» **Brief**: Scan the entries below and extract each line with the word "JSON" in it.

» **Record extracts**:
━━━━━━━━━━━━━━━━━━━━━━━━━━━━━━
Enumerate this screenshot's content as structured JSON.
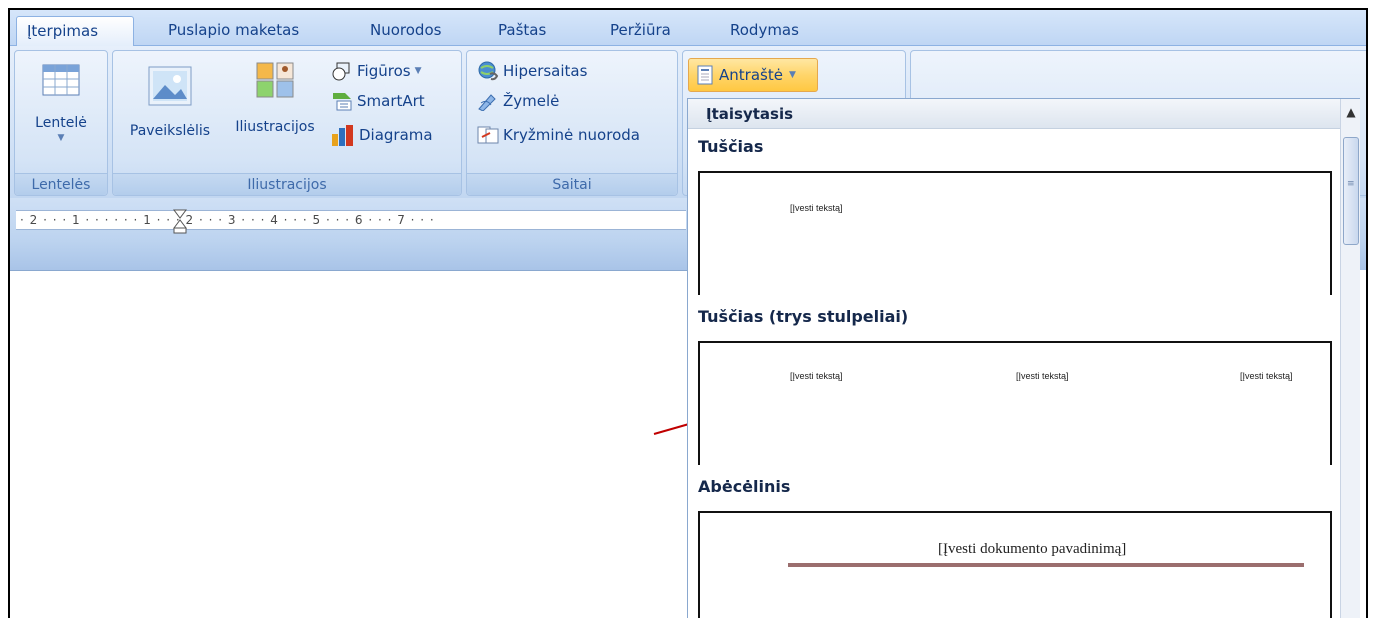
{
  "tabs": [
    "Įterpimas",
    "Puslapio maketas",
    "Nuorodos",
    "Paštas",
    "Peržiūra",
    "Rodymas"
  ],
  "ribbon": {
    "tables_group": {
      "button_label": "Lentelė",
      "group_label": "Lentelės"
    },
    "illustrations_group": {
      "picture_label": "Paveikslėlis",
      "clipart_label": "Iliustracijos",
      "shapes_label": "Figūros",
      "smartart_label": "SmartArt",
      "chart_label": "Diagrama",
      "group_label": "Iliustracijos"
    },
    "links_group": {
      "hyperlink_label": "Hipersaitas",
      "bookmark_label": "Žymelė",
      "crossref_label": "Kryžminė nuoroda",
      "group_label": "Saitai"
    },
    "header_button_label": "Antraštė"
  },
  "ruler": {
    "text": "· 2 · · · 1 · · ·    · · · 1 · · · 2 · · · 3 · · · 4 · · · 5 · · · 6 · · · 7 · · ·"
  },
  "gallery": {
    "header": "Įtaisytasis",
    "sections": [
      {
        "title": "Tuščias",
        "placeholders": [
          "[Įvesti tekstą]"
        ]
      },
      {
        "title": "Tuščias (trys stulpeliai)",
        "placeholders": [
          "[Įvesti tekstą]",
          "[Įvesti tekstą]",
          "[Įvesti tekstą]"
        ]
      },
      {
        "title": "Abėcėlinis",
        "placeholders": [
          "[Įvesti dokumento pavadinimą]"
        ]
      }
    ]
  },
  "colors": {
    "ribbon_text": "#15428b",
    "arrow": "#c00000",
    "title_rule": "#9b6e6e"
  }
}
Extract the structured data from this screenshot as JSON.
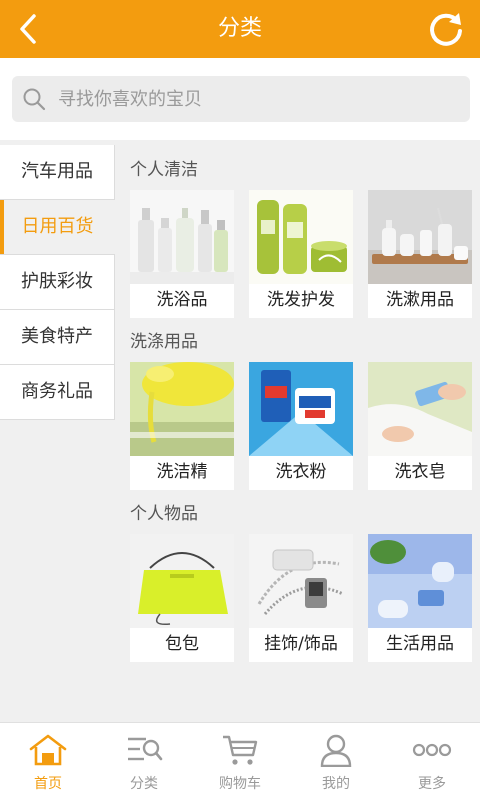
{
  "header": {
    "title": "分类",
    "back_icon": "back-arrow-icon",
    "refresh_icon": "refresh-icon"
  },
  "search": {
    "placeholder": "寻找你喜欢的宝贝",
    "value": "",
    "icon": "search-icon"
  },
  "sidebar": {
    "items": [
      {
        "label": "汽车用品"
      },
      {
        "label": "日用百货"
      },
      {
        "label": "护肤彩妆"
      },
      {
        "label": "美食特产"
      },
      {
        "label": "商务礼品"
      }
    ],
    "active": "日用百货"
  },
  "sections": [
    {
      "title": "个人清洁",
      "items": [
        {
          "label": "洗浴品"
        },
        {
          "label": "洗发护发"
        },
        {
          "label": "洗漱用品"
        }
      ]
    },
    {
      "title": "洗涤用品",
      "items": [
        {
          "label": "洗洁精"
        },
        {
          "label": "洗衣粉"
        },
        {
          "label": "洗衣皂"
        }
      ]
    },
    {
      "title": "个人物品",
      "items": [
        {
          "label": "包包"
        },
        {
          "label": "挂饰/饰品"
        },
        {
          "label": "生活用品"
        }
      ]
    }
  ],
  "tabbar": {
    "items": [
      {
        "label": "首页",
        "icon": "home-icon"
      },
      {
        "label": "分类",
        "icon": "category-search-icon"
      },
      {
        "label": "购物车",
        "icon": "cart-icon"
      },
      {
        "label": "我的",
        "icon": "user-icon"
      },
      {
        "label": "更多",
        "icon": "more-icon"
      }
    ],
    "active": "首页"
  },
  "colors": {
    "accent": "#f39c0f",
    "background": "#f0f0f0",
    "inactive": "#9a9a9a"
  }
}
━━━━━━━━━━━━━━━━━━━━━━━━━━━━━━
» **The reply**:
Enumerate this screenshot's content as structured JSON.
Extract the structured data from this screenshot as JSON.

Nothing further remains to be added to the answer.